[Extracts from a graphics dataset]

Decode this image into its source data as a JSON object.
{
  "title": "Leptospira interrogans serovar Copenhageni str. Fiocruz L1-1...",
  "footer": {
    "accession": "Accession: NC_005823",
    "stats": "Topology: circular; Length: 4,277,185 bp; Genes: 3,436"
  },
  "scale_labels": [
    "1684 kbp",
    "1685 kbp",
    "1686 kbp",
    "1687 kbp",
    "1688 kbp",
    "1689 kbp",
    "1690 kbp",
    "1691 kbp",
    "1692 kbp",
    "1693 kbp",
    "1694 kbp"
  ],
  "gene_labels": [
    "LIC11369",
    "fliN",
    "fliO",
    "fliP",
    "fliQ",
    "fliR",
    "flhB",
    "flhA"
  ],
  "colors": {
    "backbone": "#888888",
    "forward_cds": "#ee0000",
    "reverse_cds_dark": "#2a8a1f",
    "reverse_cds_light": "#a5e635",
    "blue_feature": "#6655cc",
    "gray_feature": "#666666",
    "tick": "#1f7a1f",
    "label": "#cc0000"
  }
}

● **Exercise aim**
Every entry must be output again exactly as it was given.

● **Task output**
Decode this image into its source data as a JSON object.
{
  "title": "Leptospira interrogans serovar Copenhageni str. Fiocruz L1-1...",
  "footer": {
    "accession": "Accession: NC_005823",
    "stats": "Topology: circular; Length: 4,277,185 bp; Genes: 3,436"
  },
  "scale_labels": [
    "1684 kbp",
    "1685 kbp",
    "1686 kbp",
    "1687 kbp",
    "1688 kbp",
    "1689 kbp",
    "1690 kbp",
    "1691 kbp",
    "1692 kbp",
    "1693 kbp",
    "1694 kbp"
  ],
  "gene_labels": [
    "LIC11369",
    "fliN",
    "fliO",
    "fliP",
    "fliQ",
    "fliR",
    "flhB",
    "flhA"
  ],
  "colors": {
    "backbone": "#888888",
    "forward_cds": "#ee0000",
    "reverse_cds_dark": "#2a8a1f",
    "reverse_cds_light": "#a5e635",
    "blue_feature": "#6655cc",
    "gray_feature": "#666666",
    "tick": "#1f7a1f",
    "label": "#cc0000"
  }
}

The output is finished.